- _Exercise goal_
Copy all of the material below exactly.

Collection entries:
────────────────────────────────────────

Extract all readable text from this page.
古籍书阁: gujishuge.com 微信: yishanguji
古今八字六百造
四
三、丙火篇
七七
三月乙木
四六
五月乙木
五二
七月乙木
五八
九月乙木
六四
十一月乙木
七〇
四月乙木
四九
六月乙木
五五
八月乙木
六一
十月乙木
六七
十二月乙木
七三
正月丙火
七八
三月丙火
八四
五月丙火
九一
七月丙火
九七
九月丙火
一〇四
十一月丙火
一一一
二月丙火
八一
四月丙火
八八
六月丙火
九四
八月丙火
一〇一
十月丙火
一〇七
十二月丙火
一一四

────────────────────────────────────────

- _Full response_
Extract all readable text from this page.
古籍书阁: gujishuge.com 微信: yishanguji
古今八字六百造
四
三、丙火篇
七七
三月乙木
四六
五月乙木
五二
七月乙木
五八
九月乙木
六四
十一月乙木
七〇
四月乙木
四九
六月乙木
五五
八月乙木
六一
十月乙木
六七
十二月乙木
七三
正月丙火
七八
三月丙火
八四
五月丙火
九一
七月丙火
九七
九月丙火
一〇四
十一月丙火
一一一
二月丙火
八一
四月丙火
八八
六月丙火
九四
八月丙火
一〇一
十月丙火
一〇七
十二月丙火
一一四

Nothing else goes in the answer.